>>>>>

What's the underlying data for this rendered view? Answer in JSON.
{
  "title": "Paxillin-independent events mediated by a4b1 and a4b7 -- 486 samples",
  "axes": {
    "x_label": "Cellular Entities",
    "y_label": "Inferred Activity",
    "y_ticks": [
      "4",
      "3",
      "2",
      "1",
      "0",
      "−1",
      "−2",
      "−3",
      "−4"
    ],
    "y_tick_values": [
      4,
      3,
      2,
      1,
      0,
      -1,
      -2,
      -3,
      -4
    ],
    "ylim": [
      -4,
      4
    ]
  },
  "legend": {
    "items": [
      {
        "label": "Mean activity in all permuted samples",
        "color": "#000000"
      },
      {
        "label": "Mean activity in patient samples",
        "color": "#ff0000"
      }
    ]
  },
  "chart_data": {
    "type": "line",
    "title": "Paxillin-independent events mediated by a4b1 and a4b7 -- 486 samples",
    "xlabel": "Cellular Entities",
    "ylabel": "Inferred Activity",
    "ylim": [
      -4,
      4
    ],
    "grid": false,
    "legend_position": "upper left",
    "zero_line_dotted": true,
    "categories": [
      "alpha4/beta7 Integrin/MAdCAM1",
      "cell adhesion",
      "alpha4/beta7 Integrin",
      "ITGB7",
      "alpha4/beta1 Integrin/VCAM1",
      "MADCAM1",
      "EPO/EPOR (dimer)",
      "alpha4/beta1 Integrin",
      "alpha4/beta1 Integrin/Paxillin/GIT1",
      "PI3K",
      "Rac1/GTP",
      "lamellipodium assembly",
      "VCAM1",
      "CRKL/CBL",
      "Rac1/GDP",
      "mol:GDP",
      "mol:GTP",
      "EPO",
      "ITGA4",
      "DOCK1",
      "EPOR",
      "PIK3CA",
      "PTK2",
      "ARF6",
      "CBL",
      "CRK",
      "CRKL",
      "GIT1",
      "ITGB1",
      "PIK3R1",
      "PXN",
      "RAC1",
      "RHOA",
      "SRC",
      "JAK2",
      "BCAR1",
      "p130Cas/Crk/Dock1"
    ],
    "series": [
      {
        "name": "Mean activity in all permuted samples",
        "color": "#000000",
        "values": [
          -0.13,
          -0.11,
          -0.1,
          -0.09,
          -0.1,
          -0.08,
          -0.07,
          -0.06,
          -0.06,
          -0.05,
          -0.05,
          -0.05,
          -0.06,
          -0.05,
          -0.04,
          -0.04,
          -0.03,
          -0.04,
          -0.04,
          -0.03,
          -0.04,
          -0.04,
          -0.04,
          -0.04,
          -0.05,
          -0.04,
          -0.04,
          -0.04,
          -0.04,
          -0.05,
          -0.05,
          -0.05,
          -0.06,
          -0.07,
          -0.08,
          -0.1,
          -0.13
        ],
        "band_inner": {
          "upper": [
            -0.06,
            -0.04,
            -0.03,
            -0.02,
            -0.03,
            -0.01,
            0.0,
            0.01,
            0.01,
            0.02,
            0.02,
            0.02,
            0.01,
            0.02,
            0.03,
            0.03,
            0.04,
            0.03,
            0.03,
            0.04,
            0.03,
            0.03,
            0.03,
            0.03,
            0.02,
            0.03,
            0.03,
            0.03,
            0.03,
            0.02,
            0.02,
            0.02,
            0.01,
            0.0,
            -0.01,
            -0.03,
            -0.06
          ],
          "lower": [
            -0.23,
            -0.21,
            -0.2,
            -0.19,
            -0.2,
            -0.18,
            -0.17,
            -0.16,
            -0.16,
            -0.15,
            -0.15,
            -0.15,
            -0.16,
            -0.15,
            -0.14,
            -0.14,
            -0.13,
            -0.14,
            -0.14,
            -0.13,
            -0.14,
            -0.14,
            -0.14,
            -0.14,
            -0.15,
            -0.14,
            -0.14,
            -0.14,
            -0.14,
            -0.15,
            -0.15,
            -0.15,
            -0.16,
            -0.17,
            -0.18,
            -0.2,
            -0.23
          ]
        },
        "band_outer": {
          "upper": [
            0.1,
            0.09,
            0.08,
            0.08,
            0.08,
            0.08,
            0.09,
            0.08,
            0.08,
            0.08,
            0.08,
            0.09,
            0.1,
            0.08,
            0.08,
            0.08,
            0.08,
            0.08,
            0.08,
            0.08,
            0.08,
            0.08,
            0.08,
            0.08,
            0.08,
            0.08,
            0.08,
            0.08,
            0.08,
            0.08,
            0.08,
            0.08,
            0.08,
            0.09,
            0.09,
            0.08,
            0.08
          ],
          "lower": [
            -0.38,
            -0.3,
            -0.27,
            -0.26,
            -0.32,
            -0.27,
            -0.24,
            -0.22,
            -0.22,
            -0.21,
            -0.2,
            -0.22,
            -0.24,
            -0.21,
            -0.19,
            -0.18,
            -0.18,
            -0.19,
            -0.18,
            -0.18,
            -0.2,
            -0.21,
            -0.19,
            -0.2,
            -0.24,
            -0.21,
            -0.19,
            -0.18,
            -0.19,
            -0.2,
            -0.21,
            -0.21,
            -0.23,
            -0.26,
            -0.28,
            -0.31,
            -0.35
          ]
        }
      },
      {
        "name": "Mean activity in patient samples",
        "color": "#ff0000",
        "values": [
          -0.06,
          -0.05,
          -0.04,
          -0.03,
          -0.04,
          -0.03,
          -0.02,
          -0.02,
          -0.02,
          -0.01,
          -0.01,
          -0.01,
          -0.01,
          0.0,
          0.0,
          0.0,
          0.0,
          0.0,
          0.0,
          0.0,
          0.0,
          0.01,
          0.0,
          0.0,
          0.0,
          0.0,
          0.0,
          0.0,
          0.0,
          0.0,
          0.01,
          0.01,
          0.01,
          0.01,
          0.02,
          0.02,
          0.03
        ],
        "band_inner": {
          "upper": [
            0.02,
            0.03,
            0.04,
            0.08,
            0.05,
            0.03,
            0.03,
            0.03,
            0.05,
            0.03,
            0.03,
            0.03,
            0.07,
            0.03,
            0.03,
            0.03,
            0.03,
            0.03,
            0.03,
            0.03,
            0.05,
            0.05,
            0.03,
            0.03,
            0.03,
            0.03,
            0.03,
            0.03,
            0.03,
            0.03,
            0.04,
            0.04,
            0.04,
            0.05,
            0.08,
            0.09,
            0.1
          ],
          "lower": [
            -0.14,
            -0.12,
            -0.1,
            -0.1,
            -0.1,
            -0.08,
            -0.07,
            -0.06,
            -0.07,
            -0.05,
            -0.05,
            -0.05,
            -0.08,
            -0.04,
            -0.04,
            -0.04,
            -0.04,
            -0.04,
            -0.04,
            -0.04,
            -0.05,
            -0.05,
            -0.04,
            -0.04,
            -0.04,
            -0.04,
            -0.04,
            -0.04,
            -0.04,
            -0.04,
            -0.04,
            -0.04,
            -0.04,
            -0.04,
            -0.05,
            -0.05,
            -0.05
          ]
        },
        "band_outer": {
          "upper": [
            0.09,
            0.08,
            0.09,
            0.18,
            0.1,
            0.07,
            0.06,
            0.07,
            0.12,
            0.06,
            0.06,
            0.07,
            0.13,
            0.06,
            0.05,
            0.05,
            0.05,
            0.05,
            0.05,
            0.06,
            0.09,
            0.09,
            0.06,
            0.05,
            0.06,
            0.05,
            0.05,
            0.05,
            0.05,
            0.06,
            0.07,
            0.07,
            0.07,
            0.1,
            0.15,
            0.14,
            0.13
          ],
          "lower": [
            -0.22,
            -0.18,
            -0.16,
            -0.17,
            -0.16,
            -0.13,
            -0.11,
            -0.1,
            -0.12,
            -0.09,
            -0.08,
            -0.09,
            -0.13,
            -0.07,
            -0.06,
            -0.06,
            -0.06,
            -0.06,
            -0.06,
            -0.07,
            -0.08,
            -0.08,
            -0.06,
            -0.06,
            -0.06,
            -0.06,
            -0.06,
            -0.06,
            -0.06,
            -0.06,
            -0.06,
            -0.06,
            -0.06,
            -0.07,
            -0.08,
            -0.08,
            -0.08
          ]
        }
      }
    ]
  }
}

<<<<<

TO BE DONE> Check each line in the listing above for the string "Inferred", then report how many lines contain it, with no other text.

SOLVED PROBLEM> 2